* Start Text passage *

M-dwarf stars are a great place to look for habitable planets. Since these stars aren’t very luminous, their habitable zones (HZs) are very close-in—a tenth or less of Earth’s distance from our sun—which means frequent and easy-to-spot orbits via the transit method. M-dwarfs’ low mass means that Earth-mass planets are easier to spot than around more massive stars, too, since they can have a more pronounced effect via the radial velocity method, too.

There are downsides to trying to live around an M-dwarf, though: low mass for a star means slower evolution, which means a longer time in the violent, hyperactive phases of stellar youth. A terrestrial planet present for those flares and bombardment could be sterilized. And besides, a planet that would form as close in as an M-dwarf’s habitable zone would likely be very small, less than a third of Earth’s mass, and very dry, since water and the volatile compounds that make a rocky planet habitable are mostly found farther out in the protoplanetary disk when planets are forming. No matter how perfect your level of insolation, small, dry, and sterilized does not a habitable planet make.

But wait. We know that planets don’t have to form where they end up. Disk-driven migration and planet-interaction scattering events can pull planets from more distant formation locations into narrow paths around their stars. (That’s the going theory for all those hot Jupiters.) Today’s paper looks not at whether an Earth-like planet could migrate into the habitable zone of an M-dwarf, but instead at whether a Neptune-like planet could migrate in and, perhaps, in the process, become Earth-like somehow.

The authors of this paper investigate whether the properties of an M-dwarf that might make it inhospitable could also give it transformative powers over a Neptune that got drawn in close. Could the star’s gravity and violence strip away a planet’s thick atmosphere, or envelope, to reveal a habitable core?

* End Text passage *

■ Tasks to perform ■
1 - List the problems that the passage on M-dwarf habitability gives for a rocky planet that forms in an M-dwarf's habitable zone.
2 - Extend the passage on M-dwarf habitability past its final question, keeping the same technical voice.

* Start Information supplied *

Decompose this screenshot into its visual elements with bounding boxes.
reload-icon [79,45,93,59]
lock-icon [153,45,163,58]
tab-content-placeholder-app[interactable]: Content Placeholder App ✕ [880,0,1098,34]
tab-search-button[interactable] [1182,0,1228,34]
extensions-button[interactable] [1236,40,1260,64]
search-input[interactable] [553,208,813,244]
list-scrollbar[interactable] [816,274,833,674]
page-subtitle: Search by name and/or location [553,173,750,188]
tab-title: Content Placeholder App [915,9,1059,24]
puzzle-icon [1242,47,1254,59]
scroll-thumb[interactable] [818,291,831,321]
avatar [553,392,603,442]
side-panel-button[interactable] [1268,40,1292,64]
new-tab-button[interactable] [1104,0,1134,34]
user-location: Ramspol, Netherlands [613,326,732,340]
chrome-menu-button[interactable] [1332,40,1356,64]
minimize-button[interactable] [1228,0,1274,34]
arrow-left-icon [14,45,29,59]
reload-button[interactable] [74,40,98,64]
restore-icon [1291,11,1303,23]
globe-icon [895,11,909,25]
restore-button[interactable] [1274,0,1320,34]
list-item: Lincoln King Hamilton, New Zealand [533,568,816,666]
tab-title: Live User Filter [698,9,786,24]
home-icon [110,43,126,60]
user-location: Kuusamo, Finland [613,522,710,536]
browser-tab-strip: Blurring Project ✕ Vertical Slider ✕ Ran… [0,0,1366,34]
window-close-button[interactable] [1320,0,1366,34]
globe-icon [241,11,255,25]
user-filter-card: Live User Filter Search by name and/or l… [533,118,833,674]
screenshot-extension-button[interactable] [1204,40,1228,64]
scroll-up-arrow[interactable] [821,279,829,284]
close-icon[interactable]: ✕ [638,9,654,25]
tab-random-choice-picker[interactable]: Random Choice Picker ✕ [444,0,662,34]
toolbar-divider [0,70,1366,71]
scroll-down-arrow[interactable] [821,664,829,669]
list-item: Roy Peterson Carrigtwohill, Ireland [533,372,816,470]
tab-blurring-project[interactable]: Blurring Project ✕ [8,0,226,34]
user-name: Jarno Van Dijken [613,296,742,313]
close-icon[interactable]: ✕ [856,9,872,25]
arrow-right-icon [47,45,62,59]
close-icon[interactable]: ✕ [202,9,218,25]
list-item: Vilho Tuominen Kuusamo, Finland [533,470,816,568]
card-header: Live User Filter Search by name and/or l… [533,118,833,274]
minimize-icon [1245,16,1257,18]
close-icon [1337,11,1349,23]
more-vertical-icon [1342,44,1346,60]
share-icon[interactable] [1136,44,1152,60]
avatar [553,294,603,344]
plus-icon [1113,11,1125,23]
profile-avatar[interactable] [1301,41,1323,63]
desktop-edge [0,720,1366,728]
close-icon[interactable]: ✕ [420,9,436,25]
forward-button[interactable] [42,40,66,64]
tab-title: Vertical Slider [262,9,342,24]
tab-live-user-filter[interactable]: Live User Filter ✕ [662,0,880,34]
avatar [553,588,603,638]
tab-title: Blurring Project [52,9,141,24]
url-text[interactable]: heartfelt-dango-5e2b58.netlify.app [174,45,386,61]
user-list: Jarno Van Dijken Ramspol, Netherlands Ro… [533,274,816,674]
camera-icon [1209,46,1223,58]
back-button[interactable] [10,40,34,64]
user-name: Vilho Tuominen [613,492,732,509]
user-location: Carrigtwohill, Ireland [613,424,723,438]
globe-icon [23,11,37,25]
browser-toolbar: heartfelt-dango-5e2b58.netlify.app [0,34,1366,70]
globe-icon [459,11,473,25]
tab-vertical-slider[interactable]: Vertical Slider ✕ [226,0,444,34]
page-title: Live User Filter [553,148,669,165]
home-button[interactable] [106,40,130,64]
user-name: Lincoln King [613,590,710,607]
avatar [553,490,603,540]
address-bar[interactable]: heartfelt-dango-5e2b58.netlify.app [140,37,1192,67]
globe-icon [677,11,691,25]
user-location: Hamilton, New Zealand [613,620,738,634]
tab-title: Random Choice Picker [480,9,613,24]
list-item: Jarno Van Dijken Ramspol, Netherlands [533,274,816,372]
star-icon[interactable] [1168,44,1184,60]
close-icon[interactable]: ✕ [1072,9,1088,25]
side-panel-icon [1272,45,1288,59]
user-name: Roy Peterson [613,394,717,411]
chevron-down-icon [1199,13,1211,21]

* End Information supplied *

■ Answers ■
1 -
1. Sterilized: the star's slow evolution means a long violent, hyperactive youth, and flares and bombardment during that phase could sterilize a terrestrial planet.
2. Small: a planet forming that close in would likely have less than a third of Earth's mass.
3. Dry: water and the volatile compounds that make a rocky planet habitable are mostly found farther out in the protoplanetary disk during planet formation.

2 -
Short answer: in many cases, yes! Long answer: there are many considerations. The interactions between migration, tidal forces, orbital eccentricity, planetary mass, planetary radius, stellar luminosity, and stellar activity over time are not only incredibly complex but also not yet fully understood. (If you’re interested in the specifics, I strongly recommend checking out the paper itself. Complexities of planet-modeling aside, the authors also do a lovely and thorough job of explaining, assessing, and building on many strands of prior research, Burke’s “parlor” in action.)

The primary forces that could strip a Neptune of its core are gravity and heat. When a planet migrates in toward its star, both of these forces, coming from the star, affect it more strongly (heat by way of stellar radiation). On the gravity front, the planet’s Roche lobe becomes smaller. (Roche lobe term usually applies to binary stars, but works for our planet-star system here as well.) This means that the planet’s area of gravitational influence contracts: gas that once was bound to the planet no longer is. Whoosh.

By the time a Neptune gets to an M-dwarf’s habitable zone, then, it’s already lost a good deal of its envelope. And then it’s all up close to the star’s potentially violent business: extreme ultra-violet radiation, or XUV, can heat the atmosphere so powerfully that rather than individual atoms just heating up and flitting away, per Jeans escape, whole chunks of the atmosphere blow off at once. In this XUV blow-off mechanism, heating leads to expansion of the outer envelope, accelerating light ions to supersonic speeds. If the gas velocity exceeds the planet’s escape velocity, it escapes en masse, taking heavier molecules with it.

That’s the model, but whether or not these mechanisms will strip a planet of its entire envelope depends on many factors, some of which are unknown. For example, M-dwarf evolution has not been studied enough to be settled. If an M-dwarf emits powerfully in the XUV range, then it could fully evaporate a Neptune’s gas envelope. But if its emissions skew more toward X-rays? Our Neptune won’t have as good a chance.

Other variables in this complex system are better known but are still variable. The authors of this paper tested many, many variables and relationships to see if this process is possible and they found that, yes, often enough, it probably is. The sweet spot: a planet with a rocky core of a bit less than Earth’s mass and a gaseous envelope of about the same mass of hydrogen and helium migrates early in the course of planet formation to the inner habitable zone of an M-dwarf that emits a lot of XUV radiation. This means that super-Earths in the HZs of M-dwarfs aren’t likely to be the evaporated cores of former Neptunes. They more likely formed in situ, which means that even if they’re big, they’re likely dry and even sterilized. But Earth-mass planets in M-dwarfs’ HZs stand a chance of having once migrated in, and though they’ve lost their gaseous envelopes, they may have held onto their water and interesting chemistries and could be home to, possibly, just maybe, life.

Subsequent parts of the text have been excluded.